4.      Be reasonable – In the heat of the moment, we sometimes make unreasonable demands that seem reasonable at the time. When I supervised Guest Relations at Walt Disney World, I remember guests demanding we pay for their vacation expenses (airline tickets and all) because it happened to be raining during their visit. Of course they’re frustrated, and of course we assisted them in making the most of their stay, but paying for their vacation wasn’t going to happen.

5.      Be persistent – With the previous tips in mind, don’t give up if you aren’t satisfied. If the employee you’re dealing with isn’t helping, ask to speak with a manager – and don’t take no for an answer. I’ve been told that a manager wasn’t available, and when I made it clear that I wasn’t leaving until I spoke with a manager, suddenly one became available. Again, don’t be belligerent, just be firm. And if the manager isn’t helpful, ask for the contact information of his or her boss. Asking respectfully will often result in the manager sensing your persistence and providing the help you need. At that point the manager will likely realize that it’s easier to solve your problem than to explain to his or her boss why your problem wasn’t solved.

What is being asked: Write the next part of the customer complaint tips above, picking up right after their last sentence.

Information provided:
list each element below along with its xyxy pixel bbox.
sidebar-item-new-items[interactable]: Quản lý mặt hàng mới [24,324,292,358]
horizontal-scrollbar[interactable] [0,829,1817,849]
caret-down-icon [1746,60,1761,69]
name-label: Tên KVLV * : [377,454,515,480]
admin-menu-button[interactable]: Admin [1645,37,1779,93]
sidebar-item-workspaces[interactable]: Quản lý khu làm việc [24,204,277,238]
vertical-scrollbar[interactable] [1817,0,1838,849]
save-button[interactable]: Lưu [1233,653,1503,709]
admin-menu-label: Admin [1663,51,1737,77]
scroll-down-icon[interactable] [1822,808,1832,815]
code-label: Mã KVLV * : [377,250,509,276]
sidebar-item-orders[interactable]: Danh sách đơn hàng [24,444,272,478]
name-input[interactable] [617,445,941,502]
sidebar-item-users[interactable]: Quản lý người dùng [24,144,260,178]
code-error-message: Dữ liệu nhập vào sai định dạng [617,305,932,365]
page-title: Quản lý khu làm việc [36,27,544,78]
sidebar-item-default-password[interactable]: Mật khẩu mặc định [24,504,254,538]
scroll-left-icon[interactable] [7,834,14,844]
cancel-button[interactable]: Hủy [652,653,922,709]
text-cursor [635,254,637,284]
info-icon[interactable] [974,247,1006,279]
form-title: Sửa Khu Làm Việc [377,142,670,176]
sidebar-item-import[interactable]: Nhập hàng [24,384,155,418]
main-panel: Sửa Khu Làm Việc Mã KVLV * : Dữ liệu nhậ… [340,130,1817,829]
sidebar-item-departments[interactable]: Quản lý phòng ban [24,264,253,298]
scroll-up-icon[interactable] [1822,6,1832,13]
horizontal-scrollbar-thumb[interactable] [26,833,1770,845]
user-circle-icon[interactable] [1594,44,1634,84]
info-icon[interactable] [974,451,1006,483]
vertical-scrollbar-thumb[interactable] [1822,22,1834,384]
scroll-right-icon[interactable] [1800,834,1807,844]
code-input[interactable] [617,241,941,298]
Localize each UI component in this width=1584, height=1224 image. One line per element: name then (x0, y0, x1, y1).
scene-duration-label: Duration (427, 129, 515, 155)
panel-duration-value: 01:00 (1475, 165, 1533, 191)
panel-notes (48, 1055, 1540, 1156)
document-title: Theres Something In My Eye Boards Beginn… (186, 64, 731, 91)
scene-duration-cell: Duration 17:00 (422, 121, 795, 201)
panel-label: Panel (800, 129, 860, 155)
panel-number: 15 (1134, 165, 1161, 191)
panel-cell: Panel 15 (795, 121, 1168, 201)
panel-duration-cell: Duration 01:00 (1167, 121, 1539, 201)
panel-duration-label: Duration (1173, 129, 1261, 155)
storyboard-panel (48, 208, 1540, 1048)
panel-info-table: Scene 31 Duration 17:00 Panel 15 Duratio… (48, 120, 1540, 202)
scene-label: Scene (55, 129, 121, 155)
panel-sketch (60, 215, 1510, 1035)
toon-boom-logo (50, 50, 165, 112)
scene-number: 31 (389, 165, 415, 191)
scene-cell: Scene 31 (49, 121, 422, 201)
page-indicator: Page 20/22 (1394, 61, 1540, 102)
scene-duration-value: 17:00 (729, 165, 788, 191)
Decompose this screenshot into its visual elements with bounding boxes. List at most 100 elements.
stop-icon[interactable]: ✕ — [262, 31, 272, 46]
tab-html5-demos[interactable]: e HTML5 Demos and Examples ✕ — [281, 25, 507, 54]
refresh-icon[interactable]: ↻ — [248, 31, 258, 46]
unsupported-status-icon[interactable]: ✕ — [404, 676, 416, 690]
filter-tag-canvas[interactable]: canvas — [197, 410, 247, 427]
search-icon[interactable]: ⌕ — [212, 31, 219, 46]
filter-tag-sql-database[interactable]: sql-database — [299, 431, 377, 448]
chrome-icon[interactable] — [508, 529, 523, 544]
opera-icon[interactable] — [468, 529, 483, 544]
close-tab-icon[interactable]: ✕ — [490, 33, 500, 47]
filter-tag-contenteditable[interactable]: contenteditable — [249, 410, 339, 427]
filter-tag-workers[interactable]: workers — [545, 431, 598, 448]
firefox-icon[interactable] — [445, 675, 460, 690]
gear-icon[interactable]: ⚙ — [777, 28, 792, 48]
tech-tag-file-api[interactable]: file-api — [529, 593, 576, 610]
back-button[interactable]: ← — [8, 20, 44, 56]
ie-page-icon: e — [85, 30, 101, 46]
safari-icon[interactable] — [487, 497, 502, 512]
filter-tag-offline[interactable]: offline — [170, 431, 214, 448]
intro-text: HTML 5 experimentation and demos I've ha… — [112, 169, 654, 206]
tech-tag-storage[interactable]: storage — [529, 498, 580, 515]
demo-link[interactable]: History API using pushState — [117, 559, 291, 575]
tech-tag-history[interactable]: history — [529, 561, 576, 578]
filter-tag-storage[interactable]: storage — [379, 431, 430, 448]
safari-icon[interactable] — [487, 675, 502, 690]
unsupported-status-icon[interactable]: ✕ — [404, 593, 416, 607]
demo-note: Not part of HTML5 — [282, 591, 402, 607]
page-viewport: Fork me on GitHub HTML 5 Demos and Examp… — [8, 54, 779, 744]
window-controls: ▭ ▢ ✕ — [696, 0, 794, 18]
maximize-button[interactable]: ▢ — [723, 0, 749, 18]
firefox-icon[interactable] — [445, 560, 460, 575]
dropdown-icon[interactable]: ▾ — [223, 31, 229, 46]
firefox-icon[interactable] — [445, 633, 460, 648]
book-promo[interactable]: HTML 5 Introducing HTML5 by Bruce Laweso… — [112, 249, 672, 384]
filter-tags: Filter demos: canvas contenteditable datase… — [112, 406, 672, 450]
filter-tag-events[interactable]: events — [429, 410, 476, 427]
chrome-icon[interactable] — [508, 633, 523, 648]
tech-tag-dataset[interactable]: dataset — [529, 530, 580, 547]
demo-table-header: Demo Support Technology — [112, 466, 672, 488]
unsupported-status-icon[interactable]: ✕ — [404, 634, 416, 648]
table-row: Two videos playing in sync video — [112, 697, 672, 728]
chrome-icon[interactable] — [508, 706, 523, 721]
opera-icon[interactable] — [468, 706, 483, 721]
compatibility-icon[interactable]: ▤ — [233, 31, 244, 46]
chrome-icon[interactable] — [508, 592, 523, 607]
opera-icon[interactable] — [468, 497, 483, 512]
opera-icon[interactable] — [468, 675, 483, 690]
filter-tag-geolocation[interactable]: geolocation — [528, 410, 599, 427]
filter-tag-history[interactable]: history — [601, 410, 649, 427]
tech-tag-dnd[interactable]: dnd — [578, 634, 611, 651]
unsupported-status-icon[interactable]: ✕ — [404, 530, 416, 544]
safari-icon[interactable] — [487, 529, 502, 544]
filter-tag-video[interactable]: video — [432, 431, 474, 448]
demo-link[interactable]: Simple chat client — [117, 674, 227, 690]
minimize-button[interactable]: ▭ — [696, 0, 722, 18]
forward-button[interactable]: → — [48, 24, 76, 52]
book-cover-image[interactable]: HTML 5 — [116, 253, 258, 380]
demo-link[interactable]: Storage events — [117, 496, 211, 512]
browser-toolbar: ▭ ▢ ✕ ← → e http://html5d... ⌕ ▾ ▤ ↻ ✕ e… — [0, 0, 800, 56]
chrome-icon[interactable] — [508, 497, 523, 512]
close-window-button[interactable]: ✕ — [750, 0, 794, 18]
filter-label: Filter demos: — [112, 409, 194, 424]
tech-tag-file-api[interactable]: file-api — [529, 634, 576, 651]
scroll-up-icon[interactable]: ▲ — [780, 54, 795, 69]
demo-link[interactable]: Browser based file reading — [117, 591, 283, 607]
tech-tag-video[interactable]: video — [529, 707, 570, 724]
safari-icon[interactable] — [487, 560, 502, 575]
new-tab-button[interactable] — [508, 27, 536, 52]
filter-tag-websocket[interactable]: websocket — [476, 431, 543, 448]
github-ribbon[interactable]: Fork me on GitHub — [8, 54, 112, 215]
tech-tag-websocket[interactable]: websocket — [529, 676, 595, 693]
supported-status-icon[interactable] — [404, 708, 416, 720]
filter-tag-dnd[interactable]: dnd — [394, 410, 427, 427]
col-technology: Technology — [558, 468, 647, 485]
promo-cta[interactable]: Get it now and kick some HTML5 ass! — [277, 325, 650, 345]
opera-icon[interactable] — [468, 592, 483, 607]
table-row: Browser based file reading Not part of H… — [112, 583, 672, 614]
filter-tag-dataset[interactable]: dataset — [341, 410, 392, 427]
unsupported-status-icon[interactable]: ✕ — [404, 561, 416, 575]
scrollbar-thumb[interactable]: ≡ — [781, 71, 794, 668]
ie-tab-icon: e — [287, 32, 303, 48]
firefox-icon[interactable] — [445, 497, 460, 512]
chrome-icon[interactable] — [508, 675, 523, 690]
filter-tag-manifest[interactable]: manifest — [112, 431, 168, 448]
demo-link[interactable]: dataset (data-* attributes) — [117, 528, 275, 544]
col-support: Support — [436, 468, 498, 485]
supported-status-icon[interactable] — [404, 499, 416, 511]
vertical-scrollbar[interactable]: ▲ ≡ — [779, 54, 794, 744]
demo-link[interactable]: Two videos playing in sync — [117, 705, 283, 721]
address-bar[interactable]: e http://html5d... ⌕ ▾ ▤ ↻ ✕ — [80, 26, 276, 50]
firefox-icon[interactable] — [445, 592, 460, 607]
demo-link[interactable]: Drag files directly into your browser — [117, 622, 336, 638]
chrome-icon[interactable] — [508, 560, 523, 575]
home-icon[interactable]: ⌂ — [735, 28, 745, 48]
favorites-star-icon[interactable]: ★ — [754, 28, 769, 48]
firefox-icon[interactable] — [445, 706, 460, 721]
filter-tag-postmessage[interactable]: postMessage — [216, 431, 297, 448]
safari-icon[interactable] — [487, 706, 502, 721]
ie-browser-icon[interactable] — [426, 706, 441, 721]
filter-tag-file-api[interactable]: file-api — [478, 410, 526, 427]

Exercise answer:
6.      Take names – This one is especially important with issues that go beyond mere irritations. When management realizes you have documented your problem, including the names of those you’ve spoken with, they know you’re serious and that you’re willing to do what it takes to get what you want. Rarely do I have to go beyond tip 5, but when I do, this tip almost always leads to a solution.

7.      Be prepared to cut your losses – How much time is the problem worth? Sometimes it’s worth it to see the issue all the way to the end, and sometimes it’s not. Your time is valuable, and it might just make sense to throw in the towel and accept that you’re not going to be satisfied. Life is too short to tilt at windmills. But there is still one more action you can take that, while it might not get you anything, might make you feel a bit better. Check out a couple of earlier posts, “Customer Service and Twitter,” and “The Price of Poor Service.”

I hope your holiday shopping experiences this season are smooth and merry, but I’m not delusional. Frustrations are bound to appear and it’s important to be prepared to deal with the frustrations that are worth dealing with. I hope you find these tips to be helpful. I would also welcome comments that provide additional tips for dealing with poor service.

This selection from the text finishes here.